BEGIN Data for the task

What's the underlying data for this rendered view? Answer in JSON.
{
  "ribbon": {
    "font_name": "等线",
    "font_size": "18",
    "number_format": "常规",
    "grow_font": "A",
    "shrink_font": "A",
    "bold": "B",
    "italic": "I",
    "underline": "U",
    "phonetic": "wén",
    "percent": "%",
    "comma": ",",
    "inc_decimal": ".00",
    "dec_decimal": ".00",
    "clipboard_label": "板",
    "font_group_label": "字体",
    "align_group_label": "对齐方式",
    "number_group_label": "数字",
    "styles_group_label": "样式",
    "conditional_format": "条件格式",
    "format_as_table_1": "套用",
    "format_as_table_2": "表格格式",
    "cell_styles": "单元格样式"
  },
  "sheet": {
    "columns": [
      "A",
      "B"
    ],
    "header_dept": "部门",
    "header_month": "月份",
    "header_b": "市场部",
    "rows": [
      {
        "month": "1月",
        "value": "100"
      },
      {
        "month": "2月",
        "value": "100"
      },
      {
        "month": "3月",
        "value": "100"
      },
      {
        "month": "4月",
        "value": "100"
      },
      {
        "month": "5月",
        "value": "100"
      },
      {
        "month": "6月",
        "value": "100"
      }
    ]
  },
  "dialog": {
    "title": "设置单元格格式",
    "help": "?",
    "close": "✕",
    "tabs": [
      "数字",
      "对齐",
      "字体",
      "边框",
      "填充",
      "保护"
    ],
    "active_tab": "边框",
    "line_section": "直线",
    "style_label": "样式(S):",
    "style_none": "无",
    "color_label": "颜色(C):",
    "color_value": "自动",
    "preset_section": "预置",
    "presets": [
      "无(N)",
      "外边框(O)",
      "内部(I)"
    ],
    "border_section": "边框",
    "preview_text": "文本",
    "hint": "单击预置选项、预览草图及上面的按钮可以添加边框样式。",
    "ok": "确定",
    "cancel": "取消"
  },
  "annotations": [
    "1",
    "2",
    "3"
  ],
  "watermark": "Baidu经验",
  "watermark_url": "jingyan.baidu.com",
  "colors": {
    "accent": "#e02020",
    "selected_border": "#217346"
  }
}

END Data for the task

(Direction): Copy the entries above exactly, leaving none out.

(Finished task):
What's the underlying data for this rendered view? Answer in JSON.
{
  "ribbon": {
    "font_name": "等线",
    "font_size": "18",
    "number_format": "常规",
    "grow_font": "A",
    "shrink_font": "A",
    "bold": "B",
    "italic": "I",
    "underline": "U",
    "phonetic": "wén",
    "percent": "%",
    "comma": ",",
    "inc_decimal": ".00",
    "dec_decimal": ".00",
    "clipboard_label": "板",
    "font_group_label": "字体",
    "align_group_label": "对齐方式",
    "number_group_label": "数字",
    "styles_group_label": "样式",
    "conditional_format": "条件格式",
    "format_as_table_1": "套用",
    "format_as_table_2": "表格格式",
    "cell_styles": "单元格样式"
  },
  "sheet": {
    "columns": [
      "A",
      "B"
    ],
    "header_dept": "部门",
    "header_month": "月份",
    "header_b": "市场部",
    "rows": [
      {
        "month": "1月",
        "value": "100"
      },
      {
        "month": "2月",
        "value": "100"
      },
      {
        "month": "3月",
        "value": "100"
      },
      {
        "month": "4月",
        "value": "100"
      },
      {
        "month": "5月",
        "value": "100"
      },
      {
        "month": "6月",
        "value": "100"
      }
    ]
  },
  "dialog": {
    "title": "设置单元格格式",
    "help": "?",
    "close": "✕",
    "tabs": [
      "数字",
      "对齐",
      "字体",
      "边框",
      "填充",
      "保护"
    ],
    "active_tab": "边框",
    "line_section": "直线",
    "style_label": "样式(S):",
    "style_none": "无",
    "color_label": "颜色(C):",
    "color_value": "自动",
    "preset_section": "预置",
    "presets": [
      "无(N)",
      "外边框(O)",
      "内部(I)"
    ],
    "border_section": "边框",
    "preview_text": "文本",
    "hint": "单击预置选项、预览草图及上面的按钮可以添加边框样式。",
    "ok": "确定",
    "cancel": "取消"
  },
  "annotations": [
    "1",
    "2",
    "3"
  ],
  "watermark": "Baidu经验",
  "watermark_url": "jingyan.baidu.com",
  "colors": {
    "accent": "#e02020",
    "selected_border": "#217346"
  }
}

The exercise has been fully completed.